● Set task:
Where a line holds the word "ffffff", copy that line.

━━━ Input ━━━

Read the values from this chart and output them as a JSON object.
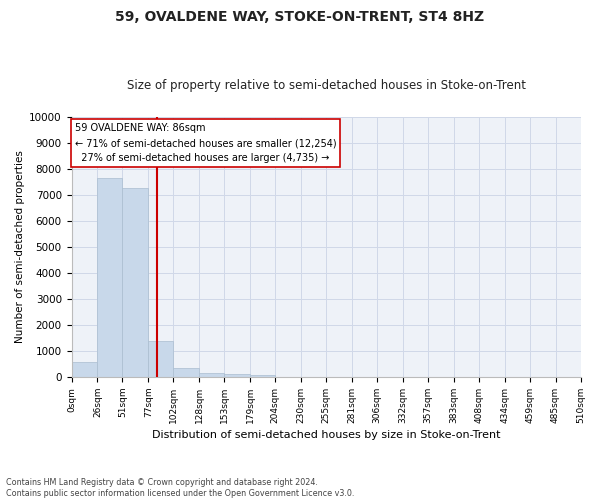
{
  "title": "59, OVALDENE WAY, STOKE-ON-TRENT, ST4 8HZ",
  "subtitle": "Size of property relative to semi-detached houses in Stoke-on-Trent",
  "xlabel": "Distribution of semi-detached houses by size in Stoke-on-Trent",
  "ylabel": "Number of semi-detached properties",
  "footnote": "Contains HM Land Registry data © Crown copyright and database right 2024.\nContains public sector information licensed under the Open Government Licence v3.0.",
  "bin_edges": [
    0,
    26,
    51,
    77,
    102,
    128,
    153,
    179,
    204,
    230,
    255,
    281,
    306,
    332,
    357,
    383,
    408,
    434,
    459,
    485,
    510
  ],
  "bar_values": [
    570,
    7650,
    7270,
    1370,
    330,
    170,
    110,
    90,
    0,
    0,
    0,
    0,
    0,
    0,
    0,
    0,
    0,
    0,
    0,
    0
  ],
  "bar_color": "#c8d8ea",
  "bar_edgecolor": "#aabdd0",
  "property_label": "59 OVALDENE WAY: 86sqm",
  "pct_smaller": 71,
  "pct_larger": 27,
  "count_smaller": 12254,
  "count_larger": 4735,
  "vline_x": 86,
  "ylim": [
    0,
    10000
  ],
  "yticks": [
    0,
    1000,
    2000,
    3000,
    4000,
    5000,
    6000,
    7000,
    8000,
    9000,
    10000
  ],
  "annotation_box_color": "#ffffff",
  "annotation_box_edgecolor": "#cc0000",
  "vline_color": "#cc0000",
  "grid_color": "#d0d8e8",
  "bg_color": "#eef2f8"
}
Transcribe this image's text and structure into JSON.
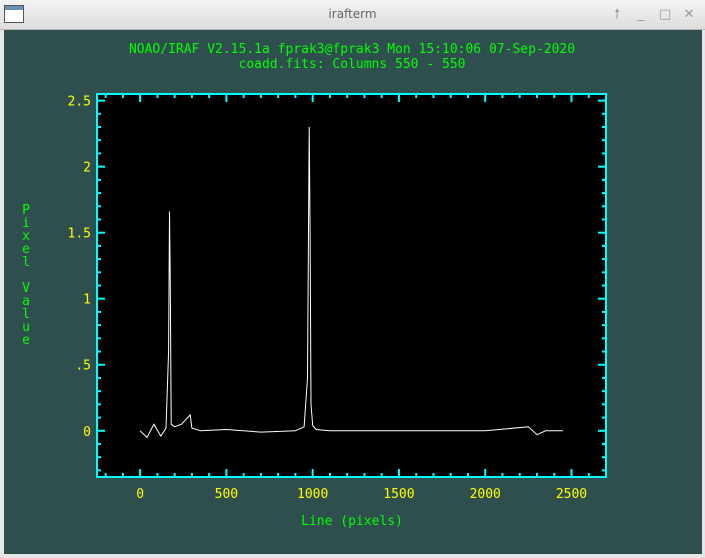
{
  "window": {
    "title": "irafterm",
    "buttons": [
      {
        "name": "pin-button",
        "glyph": "🠕"
      },
      {
        "name": "minimize-button",
        "glyph": "_"
      },
      {
        "name": "maximize-button",
        "glyph": "□"
      },
      {
        "name": "close-button",
        "glyph": "✕"
      }
    ]
  },
  "plot": {
    "header_line1": "NOAO/IRAF V2.15.1a fprak3@fprak3 Mon 15:10:06 07-Sep-2020",
    "header_line2": "coadd.fits: Columns 550 - 550",
    "colors": {
      "background": "#2f4f4f",
      "header": "#00ff00",
      "frame": "#00ffff",
      "ticklabel": "#ffff00",
      "trace": "#ffffff",
      "plotbg": "#000000"
    }
  },
  "chart_data": {
    "type": "line",
    "xlabel": "Line (pixels)",
    "ylabel": "Pixel Value",
    "xlim": [
      -250,
      2700
    ],
    "ylim": [
      -0.35,
      2.55
    ],
    "x_ticks": [
      0,
      500,
      1000,
      1500,
      2000,
      2500
    ],
    "x_tick_labels": [
      "0",
      "500",
      "1000",
      "1500",
      "2000",
      "2500"
    ],
    "y_ticks": [
      0,
      0.5,
      1,
      1.5,
      2,
      2.5
    ],
    "y_tick_labels": [
      "0",
      ".5",
      "1",
      "1.5",
      "2",
      "2.5"
    ],
    "grid": false,
    "series": [
      {
        "x": [
          0,
          40,
          80,
          120,
          150,
          165,
          170,
          175,
          180,
          200,
          240,
          290,
          300,
          350,
          500,
          700,
          900,
          950,
          970,
          980,
          985,
          990,
          1000,
          1020,
          1100,
          1500,
          2000,
          2250,
          2300,
          2350,
          2450
        ],
        "y": [
          0.0,
          -0.05,
          0.05,
          -0.04,
          0.02,
          0.6,
          1.66,
          1.1,
          0.05,
          0.03,
          0.05,
          0.12,
          0.02,
          0.0,
          0.01,
          -0.01,
          0.0,
          0.03,
          0.4,
          2.3,
          1.5,
          0.2,
          0.04,
          0.01,
          0.0,
          0.0,
          0.0,
          0.03,
          -0.03,
          0.0,
          0.0
        ]
      }
    ]
  }
}
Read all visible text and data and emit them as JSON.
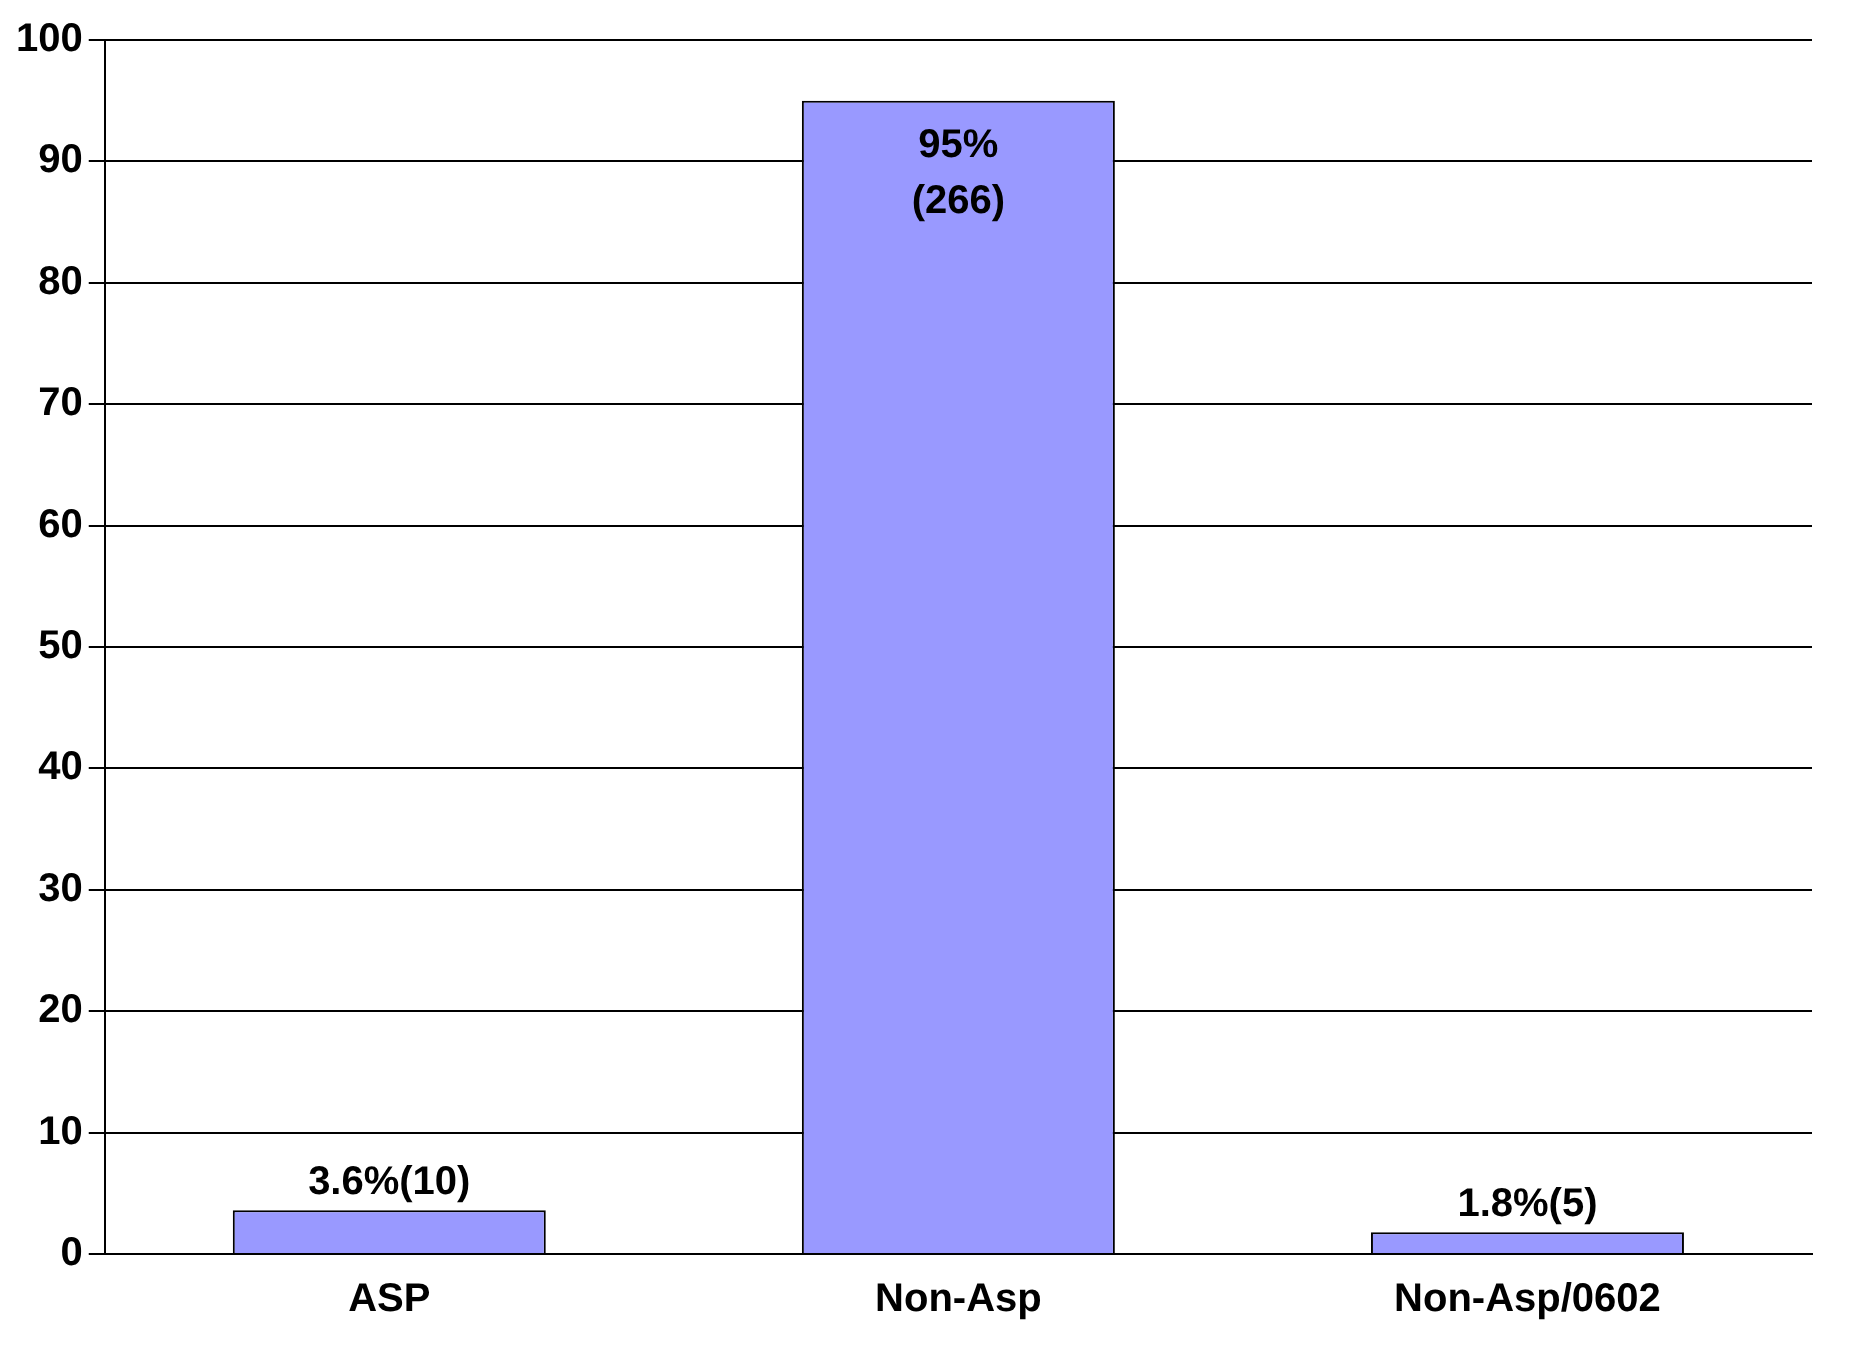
{
  "chart_data": {
    "type": "bar",
    "categories": [
      "ASP",
      "Non-Asp",
      "Non-Asp/0602"
    ],
    "values": [
      3.6,
      95,
      1.8
    ],
    "value_labels": [
      "3.6%(10)",
      "95% (266)",
      "1.8%(5)"
    ],
    "color": "#9999ff",
    "ylim": [
      0,
      100
    ],
    "yticks": [
      0,
      10,
      20,
      30,
      40,
      50,
      60,
      70,
      80,
      90,
      100
    ],
    "grid": "y",
    "legend": false
  }
}
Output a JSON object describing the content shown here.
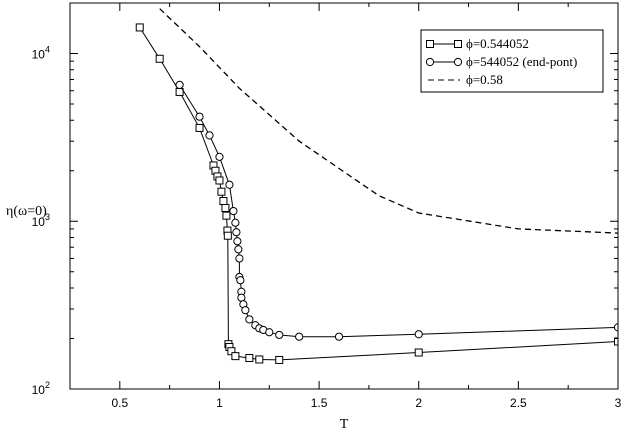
{
  "chart_data": {
    "type": "line",
    "xlabel": "T",
    "ylabel": "η(ω=0)",
    "xlim": [
      0.25,
      3.0
    ],
    "ylim": [
      100,
      20000
    ],
    "yscale": "log",
    "x_ticks": [
      "0.5",
      "1",
      "1.5",
      "2",
      "2.5",
      "3"
    ],
    "x_tick_values": [
      0.5,
      1.0,
      1.5,
      2.0,
      2.5,
      3.0
    ],
    "y_ticks": [
      {
        "value": 100,
        "base": "10",
        "exp": "2"
      },
      {
        "value": 1000,
        "base": "10",
        "exp": "3"
      },
      {
        "value": 10000,
        "base": "10",
        "exp": "4"
      }
    ],
    "grid": false,
    "legend_position": "top-right",
    "series": [
      {
        "name": "ϕ=0.544052",
        "style": "solid-square",
        "color": "#000000",
        "points": [
          [
            0.6,
            14300
          ],
          [
            0.7,
            9300
          ],
          [
            0.8,
            5900
          ],
          [
            0.9,
            3600
          ],
          [
            0.97,
            2150
          ],
          [
            0.98,
            2000
          ],
          [
            0.99,
            1850
          ],
          [
            1.0,
            1750
          ],
          [
            1.01,
            1500
          ],
          [
            1.02,
            1320
          ],
          [
            1.03,
            1200
          ],
          [
            1.035,
            1080
          ],
          [
            1.04,
            880
          ],
          [
            1.042,
            820
          ],
          [
            1.045,
            185
          ],
          [
            1.05,
            178
          ],
          [
            1.06,
            168
          ],
          [
            1.08,
            157
          ],
          [
            1.15,
            153
          ],
          [
            1.2,
            150
          ],
          [
            1.3,
            149
          ],
          [
            2.0,
            165
          ],
          [
            3.0,
            192
          ]
        ]
      },
      {
        "name": "ϕ=544052 (end-pont)",
        "style": "solid-circle",
        "color": "#000000",
        "points": [
          [
            0.8,
            6500
          ],
          [
            0.9,
            4200
          ],
          [
            0.95,
            3250
          ],
          [
            1.0,
            2420
          ],
          [
            1.05,
            1650
          ],
          [
            1.07,
            1150
          ],
          [
            1.08,
            980
          ],
          [
            1.085,
            860
          ],
          [
            1.09,
            760
          ],
          [
            1.095,
            680
          ],
          [
            1.1,
            600
          ],
          [
            1.1,
            465
          ],
          [
            1.105,
            445
          ],
          [
            1.11,
            380
          ],
          [
            1.11,
            350
          ],
          [
            1.12,
            320
          ],
          [
            1.13,
            295
          ],
          [
            1.15,
            260
          ],
          [
            1.18,
            240
          ],
          [
            1.2,
            230
          ],
          [
            1.22,
            225
          ],
          [
            1.25,
            218
          ],
          [
            1.3,
            210
          ],
          [
            1.4,
            205
          ],
          [
            1.6,
            205
          ],
          [
            2.0,
            212
          ],
          [
            3.0,
            233
          ]
        ]
      },
      {
        "name": "ϕ=0.58",
        "style": "dashed",
        "color": "#000000",
        "points": [
          [
            0.7,
            18500
          ],
          [
            0.9,
            11000
          ],
          [
            1.1,
            6200
          ],
          [
            1.4,
            3000
          ],
          [
            1.8,
            1420
          ],
          [
            2.0,
            1120
          ],
          [
            2.5,
            900
          ],
          [
            3.0,
            850
          ]
        ]
      }
    ]
  }
}
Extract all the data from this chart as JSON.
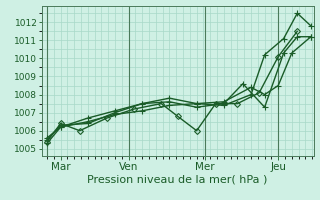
{
  "xlabel": "Pression niveau de la mer( hPa )",
  "bg_color": "#cff0e4",
  "grid_color_major": "#a8d8c8",
  "grid_color_minor": "#c0e8d8",
  "line_color": "#1a5c28",
  "ylim": [
    1004.6,
    1012.9
  ],
  "xlim": [
    -0.2,
    9.8
  ],
  "xtick_labels": [
    "Mar",
    "Ven",
    "Mer",
    "Jeu"
  ],
  "xtick_positions": [
    0.5,
    3.0,
    5.8,
    8.5
  ],
  "ytick_vals": [
    1005,
    1006,
    1007,
    1008,
    1009,
    1010,
    1011,
    1012
  ],
  "series": [
    {
      "x": [
        0.0,
        0.5,
        1.5,
        2.5,
        3.5,
        4.5,
        5.5,
        6.5,
        7.5,
        8.0,
        8.7,
        9.2,
        9.7
      ],
      "y": [
        1005.3,
        1006.2,
        1006.5,
        1006.9,
        1007.1,
        1007.4,
        1007.5,
        1007.4,
        1008.0,
        1010.2,
        1011.1,
        1012.5,
        1011.8
      ],
      "marker": "+",
      "ms": 4
    },
    {
      "x": [
        0.0,
        0.5,
        1.5,
        2.5,
        3.5,
        4.5,
        5.5,
        6.5,
        7.2,
        8.0,
        8.7,
        9.2,
        9.7
      ],
      "y": [
        1005.5,
        1006.3,
        1006.4,
        1007.0,
        1007.5,
        1007.6,
        1007.3,
        1007.5,
        1008.6,
        1007.3,
        1010.3,
        1011.2,
        1011.2
      ],
      "marker": "+",
      "ms": 4
    },
    {
      "x": [
        0.0,
        0.5,
        1.2,
        2.2,
        3.2,
        4.2,
        4.8,
        5.5,
        6.2,
        7.0,
        7.8,
        8.5,
        9.2
      ],
      "y": [
        1005.4,
        1006.4,
        1006.0,
        1006.7,
        1007.2,
        1007.5,
        1006.8,
        1006.0,
        1007.5,
        1007.5,
        1008.1,
        1010.1,
        1011.5
      ],
      "marker": "D",
      "ms": 3
    },
    {
      "x": [
        0.0,
        0.5,
        1.5,
        2.5,
        3.5,
        4.5,
        5.5,
        6.5,
        7.5,
        8.0,
        8.5,
        9.0,
        9.7
      ],
      "y": [
        1005.6,
        1006.2,
        1006.7,
        1007.1,
        1007.5,
        1007.8,
        1007.5,
        1007.6,
        1008.4,
        1008.0,
        1008.5,
        1010.3,
        1011.2
      ],
      "marker": "+",
      "ms": 4
    }
  ],
  "vline_positions": [
    0.0,
    3.0,
    5.8,
    8.5
  ],
  "xlabel_fontsize": 8,
  "ytick_fontsize": 6.5,
  "xtick_fontsize": 7.5
}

━━━

● Exercise solution:
  "annotation_box_color": "#ffffff",
      "trace": "#ffffff",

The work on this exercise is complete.